_Texte à lire_.
Je travaille dans le domaine de la cybersécurité depuis des années et j’ai parfois l’impression d’avoir tout vu : il n’y a rien que les pirates informatiques puissent faire qui me surprenne, et encore moins qui me choque. Les écoute-bébés ? Piratés. Les voitures ? Maintes et maintes fois piratées, et pour toutes sortes de marques. Et pas seulement les voitures, mais aussi les stations de lavage. Jouets-robots, mangeoires pour animaux de compagnie, télécommandes de télévision… un aquarium peut-être ? Eh bien, tout a déjà été piraté !
Mais qu’en est-il des vélos ? Ils semblaient être à l’abri du piratage… jusqu’à récemment. À la mi-août 2024, des chercheurs ont publié un article décrivant une cyberattaque aboutie sur un vélo. Plus précisément, sur les modèles équipés de la technologie de changement de vitesse Shimano Di2.

_Données_.
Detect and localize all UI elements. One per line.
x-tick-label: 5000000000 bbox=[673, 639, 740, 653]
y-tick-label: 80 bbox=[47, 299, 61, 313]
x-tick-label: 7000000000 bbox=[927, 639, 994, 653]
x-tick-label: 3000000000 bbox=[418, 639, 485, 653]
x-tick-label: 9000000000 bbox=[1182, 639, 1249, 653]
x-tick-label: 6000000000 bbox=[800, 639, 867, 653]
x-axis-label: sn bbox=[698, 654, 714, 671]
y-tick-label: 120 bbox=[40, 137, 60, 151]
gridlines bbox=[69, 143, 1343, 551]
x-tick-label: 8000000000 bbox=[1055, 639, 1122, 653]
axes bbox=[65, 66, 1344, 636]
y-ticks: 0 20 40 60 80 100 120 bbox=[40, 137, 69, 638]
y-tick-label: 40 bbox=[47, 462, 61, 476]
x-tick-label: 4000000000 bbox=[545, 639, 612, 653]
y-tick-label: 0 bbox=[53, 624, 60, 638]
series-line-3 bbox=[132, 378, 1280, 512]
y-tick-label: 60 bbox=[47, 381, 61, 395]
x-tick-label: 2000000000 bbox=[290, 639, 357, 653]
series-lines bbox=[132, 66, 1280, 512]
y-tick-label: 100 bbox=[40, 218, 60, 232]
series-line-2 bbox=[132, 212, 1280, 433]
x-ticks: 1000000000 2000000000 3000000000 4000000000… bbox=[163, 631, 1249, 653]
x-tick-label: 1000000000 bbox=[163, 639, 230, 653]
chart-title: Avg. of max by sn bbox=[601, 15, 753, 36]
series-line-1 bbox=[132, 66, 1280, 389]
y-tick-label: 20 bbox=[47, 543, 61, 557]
...
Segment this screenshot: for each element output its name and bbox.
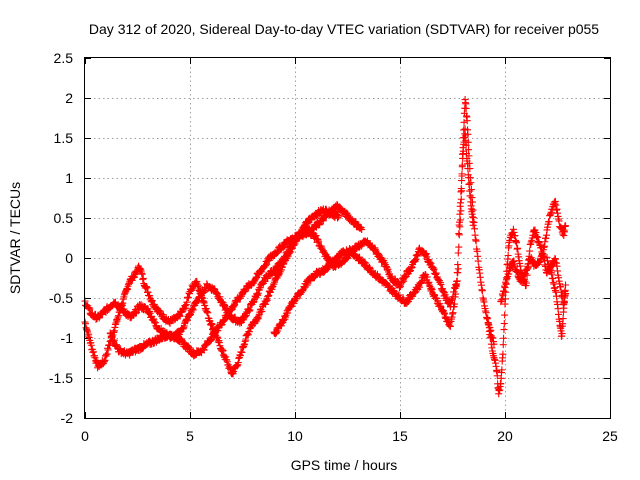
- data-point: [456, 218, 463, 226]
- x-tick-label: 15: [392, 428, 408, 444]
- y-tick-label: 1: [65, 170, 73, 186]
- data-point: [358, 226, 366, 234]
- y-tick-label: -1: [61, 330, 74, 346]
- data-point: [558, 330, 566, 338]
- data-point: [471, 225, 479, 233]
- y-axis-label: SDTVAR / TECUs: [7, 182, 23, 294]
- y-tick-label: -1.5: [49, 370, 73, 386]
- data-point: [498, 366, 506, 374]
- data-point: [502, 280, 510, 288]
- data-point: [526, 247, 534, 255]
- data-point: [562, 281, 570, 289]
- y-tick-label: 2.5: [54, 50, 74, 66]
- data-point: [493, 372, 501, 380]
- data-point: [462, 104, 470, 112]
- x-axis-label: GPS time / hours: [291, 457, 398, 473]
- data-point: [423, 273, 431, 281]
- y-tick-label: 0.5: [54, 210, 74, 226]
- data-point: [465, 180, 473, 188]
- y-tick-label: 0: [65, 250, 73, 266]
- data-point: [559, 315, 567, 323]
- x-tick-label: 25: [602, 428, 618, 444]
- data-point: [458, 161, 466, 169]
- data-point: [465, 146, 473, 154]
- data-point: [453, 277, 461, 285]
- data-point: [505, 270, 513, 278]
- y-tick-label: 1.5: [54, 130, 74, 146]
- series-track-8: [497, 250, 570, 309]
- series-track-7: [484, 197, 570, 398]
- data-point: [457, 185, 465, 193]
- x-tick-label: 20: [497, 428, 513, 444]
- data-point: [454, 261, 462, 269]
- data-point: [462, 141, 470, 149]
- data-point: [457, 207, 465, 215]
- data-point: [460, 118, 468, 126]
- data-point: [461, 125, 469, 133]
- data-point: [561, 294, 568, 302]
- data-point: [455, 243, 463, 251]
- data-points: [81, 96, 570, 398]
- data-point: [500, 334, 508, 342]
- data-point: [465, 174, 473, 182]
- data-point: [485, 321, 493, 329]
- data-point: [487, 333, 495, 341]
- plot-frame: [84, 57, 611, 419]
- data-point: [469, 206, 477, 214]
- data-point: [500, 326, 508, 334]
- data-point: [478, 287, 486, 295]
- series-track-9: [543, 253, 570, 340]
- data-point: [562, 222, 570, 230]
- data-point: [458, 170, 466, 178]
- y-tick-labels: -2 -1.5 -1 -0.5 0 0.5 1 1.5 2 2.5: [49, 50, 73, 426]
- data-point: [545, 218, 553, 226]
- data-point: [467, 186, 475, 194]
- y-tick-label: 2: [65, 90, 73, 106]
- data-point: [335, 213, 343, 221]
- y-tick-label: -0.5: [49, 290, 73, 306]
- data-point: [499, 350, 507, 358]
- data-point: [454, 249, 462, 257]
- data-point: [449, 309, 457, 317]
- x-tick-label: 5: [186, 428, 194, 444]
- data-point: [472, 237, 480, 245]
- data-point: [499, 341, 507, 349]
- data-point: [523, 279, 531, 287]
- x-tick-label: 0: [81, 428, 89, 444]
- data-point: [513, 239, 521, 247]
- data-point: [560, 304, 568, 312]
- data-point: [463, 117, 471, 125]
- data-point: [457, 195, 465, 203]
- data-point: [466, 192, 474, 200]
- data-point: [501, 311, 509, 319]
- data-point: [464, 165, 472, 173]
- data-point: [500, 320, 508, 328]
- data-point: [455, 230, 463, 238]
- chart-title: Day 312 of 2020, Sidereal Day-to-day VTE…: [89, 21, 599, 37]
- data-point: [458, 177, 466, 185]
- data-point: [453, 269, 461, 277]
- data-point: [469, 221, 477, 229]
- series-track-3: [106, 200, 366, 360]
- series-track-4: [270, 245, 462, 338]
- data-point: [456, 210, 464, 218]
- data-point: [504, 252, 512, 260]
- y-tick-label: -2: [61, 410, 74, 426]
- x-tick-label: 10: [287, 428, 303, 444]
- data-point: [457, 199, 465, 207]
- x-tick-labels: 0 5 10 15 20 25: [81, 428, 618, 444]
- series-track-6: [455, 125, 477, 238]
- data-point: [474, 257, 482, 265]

_Travail demandé_.
**1)** Selon le texte sur le piratage informatique, à quel moment des chercheurs ont-ils publié un article décrivant une cyberattaque réussie sur un vélo ?
**2)** Reformulez plus brièvement le paragraphe du texte sur le piratage informatique qui commence par « Je travaille dans le domaine », sans perdre ses faits principaux.
**3)** Recopiez mot pour mot le passage du texte sur le piratage informatique qui va de « Mais qu’en est-il » jusqu'à « vitesse Shimano Di2. » inclus.

_Réponses par consigne_.
**1)** À la mi-août 2024.

**2)** Après des années dans la cybersécurité, j'ai l'impression que plus rien de ce que font les pirates informatiques ne peut me surprendre ni me choquer. Tout a déjà été piraté : écoute-bébés, voitures de toutes sortes de marques, stations de lavage, jouets-robots, mangeoires pour animaux de compagnie, télécommandes de télévision, et peut-être même un aquarium.

**3)**
Mais qu’en est-il des vélos ? Ils semblaient être à l’abri du piratage… jusqu’à récemment. À la mi-août 2024, des chercheurs ont publié un article décrivant une cyberattaque aboutie sur un vélo. Plus précisément, sur les modèles équipés de la technologie de changement de vitesse Shimano Di2.